> _TO DO_
State how many lines contain "movimento", and write nothing except that count.

> _EXCERPTED DATA_
= = = =
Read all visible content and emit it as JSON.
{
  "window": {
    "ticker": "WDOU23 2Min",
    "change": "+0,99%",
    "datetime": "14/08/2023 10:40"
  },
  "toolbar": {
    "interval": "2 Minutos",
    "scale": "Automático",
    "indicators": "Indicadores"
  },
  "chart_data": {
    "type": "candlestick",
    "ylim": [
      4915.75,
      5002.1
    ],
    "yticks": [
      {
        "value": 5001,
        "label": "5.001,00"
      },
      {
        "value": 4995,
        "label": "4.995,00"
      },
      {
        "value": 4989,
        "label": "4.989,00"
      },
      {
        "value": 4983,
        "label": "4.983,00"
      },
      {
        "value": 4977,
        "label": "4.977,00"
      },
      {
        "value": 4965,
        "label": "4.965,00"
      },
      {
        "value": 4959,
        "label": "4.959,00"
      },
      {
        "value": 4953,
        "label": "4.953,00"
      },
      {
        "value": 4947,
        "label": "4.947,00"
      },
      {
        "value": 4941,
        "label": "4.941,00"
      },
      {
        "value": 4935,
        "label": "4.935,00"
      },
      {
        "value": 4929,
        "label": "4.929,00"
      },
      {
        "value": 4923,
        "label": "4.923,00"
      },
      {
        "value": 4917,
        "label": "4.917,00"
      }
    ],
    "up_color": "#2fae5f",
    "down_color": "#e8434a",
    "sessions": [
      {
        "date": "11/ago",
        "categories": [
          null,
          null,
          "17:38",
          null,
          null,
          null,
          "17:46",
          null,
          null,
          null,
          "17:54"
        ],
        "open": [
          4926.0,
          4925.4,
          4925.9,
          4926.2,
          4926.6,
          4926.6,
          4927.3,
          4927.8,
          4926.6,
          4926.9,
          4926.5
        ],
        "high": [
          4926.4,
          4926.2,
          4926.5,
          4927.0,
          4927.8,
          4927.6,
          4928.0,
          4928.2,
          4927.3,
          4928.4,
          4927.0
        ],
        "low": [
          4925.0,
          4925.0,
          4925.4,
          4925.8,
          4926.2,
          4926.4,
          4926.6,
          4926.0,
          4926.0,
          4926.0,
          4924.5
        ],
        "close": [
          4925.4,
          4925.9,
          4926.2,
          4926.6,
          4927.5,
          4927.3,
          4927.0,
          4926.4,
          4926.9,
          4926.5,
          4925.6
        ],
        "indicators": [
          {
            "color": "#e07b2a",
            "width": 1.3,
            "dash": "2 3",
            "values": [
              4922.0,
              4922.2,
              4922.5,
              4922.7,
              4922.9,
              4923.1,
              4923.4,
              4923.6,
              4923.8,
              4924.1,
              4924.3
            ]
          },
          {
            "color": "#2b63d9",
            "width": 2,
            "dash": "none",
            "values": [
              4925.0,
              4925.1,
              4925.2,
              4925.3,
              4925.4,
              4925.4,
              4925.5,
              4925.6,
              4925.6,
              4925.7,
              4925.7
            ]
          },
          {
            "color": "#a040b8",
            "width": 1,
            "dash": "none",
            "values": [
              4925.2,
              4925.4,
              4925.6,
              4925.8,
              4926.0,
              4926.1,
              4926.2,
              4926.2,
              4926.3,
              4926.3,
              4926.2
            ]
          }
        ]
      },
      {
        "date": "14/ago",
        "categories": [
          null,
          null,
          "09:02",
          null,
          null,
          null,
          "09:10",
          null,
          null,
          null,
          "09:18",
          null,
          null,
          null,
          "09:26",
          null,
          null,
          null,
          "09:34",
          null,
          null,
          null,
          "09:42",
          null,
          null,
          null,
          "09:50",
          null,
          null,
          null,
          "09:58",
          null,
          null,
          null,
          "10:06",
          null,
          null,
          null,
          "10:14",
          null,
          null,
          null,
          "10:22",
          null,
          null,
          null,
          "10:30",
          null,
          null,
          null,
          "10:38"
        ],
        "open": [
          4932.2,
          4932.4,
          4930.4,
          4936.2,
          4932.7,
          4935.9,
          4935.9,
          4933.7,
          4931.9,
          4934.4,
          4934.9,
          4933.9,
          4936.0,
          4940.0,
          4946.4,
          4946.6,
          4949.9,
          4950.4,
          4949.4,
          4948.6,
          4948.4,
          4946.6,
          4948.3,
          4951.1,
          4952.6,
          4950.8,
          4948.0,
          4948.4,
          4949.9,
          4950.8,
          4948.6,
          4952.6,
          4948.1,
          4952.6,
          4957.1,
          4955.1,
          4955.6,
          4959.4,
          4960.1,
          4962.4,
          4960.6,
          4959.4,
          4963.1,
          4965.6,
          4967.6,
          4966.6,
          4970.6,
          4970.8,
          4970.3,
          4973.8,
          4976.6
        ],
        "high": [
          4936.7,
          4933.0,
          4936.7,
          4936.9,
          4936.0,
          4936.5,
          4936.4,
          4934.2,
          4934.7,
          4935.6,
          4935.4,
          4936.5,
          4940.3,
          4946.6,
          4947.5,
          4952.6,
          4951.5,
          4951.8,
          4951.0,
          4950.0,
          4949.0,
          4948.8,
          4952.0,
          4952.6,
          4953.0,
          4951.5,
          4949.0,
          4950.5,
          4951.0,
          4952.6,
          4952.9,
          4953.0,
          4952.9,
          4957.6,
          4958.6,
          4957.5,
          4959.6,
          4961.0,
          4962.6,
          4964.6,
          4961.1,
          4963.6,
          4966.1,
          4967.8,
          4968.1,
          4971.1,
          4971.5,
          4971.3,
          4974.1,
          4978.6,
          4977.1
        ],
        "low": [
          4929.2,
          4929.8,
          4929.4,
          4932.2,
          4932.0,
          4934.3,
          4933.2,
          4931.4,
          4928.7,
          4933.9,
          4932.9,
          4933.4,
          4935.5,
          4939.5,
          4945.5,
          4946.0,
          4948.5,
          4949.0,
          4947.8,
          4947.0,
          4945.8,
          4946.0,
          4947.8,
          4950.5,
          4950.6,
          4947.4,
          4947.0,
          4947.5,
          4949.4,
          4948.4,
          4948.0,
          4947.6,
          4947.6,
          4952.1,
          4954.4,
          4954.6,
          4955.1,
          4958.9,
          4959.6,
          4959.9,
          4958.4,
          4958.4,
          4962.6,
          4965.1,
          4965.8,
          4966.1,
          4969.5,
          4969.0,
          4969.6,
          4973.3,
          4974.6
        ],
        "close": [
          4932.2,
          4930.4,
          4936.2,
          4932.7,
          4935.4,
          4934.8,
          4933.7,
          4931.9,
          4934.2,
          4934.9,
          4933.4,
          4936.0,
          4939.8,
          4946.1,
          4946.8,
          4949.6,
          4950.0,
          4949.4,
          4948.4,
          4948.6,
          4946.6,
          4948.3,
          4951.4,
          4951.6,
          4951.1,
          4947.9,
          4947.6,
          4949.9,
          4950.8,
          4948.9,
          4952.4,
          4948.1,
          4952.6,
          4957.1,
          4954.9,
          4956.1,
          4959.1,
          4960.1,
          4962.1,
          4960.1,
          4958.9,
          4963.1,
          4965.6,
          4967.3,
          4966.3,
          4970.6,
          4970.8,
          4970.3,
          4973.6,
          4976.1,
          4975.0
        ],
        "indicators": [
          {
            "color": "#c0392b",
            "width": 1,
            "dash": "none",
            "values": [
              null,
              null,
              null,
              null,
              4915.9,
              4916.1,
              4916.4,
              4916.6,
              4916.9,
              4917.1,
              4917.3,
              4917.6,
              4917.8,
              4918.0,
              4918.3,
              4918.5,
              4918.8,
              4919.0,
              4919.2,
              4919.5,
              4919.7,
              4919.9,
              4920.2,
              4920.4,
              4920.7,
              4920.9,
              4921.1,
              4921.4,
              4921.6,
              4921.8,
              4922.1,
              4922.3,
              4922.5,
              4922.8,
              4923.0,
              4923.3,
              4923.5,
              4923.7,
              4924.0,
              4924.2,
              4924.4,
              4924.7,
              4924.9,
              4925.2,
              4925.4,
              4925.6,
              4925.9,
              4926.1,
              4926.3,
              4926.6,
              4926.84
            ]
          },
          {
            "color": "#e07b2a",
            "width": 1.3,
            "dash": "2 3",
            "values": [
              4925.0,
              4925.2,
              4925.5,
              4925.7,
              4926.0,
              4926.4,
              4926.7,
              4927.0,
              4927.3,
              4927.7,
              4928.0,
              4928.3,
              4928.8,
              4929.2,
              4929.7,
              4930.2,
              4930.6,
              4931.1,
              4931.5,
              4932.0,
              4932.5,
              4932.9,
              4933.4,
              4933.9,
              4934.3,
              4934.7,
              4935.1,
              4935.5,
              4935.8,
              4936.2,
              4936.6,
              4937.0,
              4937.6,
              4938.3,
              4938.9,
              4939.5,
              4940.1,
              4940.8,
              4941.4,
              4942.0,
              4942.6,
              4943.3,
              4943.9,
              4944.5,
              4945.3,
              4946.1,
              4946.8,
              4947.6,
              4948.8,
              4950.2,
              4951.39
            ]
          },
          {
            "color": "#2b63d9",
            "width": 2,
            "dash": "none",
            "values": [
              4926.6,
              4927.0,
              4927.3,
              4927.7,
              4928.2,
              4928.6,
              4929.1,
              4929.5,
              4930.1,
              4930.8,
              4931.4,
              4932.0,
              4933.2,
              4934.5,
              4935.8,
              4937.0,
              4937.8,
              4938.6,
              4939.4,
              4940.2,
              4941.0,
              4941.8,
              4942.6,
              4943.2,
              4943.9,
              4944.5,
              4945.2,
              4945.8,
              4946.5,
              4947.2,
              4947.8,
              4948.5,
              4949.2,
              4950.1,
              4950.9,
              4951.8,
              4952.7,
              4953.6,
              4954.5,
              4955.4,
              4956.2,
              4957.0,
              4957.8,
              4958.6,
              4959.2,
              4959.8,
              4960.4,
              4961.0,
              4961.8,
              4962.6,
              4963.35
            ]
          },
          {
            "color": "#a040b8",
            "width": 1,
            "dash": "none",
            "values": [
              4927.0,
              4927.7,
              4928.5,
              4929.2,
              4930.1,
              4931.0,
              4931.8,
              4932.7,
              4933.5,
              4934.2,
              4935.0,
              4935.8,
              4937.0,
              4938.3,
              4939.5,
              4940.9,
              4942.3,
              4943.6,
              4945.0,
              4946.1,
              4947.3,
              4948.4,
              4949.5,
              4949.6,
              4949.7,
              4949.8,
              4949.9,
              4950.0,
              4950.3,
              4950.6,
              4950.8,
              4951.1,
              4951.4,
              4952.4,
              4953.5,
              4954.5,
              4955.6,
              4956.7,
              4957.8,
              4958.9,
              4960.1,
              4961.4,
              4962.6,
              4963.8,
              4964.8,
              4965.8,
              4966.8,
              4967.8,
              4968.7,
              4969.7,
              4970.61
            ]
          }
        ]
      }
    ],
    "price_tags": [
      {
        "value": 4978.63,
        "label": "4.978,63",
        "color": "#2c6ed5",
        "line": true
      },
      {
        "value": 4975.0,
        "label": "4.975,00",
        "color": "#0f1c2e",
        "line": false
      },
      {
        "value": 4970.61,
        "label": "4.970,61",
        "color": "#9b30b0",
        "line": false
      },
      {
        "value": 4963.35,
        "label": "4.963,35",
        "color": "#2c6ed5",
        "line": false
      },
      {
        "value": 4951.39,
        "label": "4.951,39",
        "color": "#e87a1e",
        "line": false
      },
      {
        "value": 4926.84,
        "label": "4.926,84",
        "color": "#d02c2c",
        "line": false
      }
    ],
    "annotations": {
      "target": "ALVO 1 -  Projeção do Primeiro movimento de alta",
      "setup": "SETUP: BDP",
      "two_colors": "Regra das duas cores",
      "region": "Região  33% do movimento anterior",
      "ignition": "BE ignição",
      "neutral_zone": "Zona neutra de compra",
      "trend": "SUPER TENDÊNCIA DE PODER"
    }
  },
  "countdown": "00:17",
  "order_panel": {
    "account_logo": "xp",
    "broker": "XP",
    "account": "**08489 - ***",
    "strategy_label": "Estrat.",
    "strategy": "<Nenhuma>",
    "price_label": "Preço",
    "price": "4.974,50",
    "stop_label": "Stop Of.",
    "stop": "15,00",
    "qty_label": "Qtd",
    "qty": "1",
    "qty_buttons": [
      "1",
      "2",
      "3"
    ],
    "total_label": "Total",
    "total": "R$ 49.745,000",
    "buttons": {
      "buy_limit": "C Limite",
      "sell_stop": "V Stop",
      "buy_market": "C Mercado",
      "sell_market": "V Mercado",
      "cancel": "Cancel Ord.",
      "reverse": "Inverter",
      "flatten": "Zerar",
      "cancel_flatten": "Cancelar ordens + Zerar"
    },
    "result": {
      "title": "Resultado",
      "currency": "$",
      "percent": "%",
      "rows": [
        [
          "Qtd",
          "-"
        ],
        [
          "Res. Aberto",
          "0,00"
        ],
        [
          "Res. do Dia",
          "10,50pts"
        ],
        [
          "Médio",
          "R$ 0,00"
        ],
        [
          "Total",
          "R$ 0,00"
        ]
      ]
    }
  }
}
= = = =
> _FULL ANSWER_
2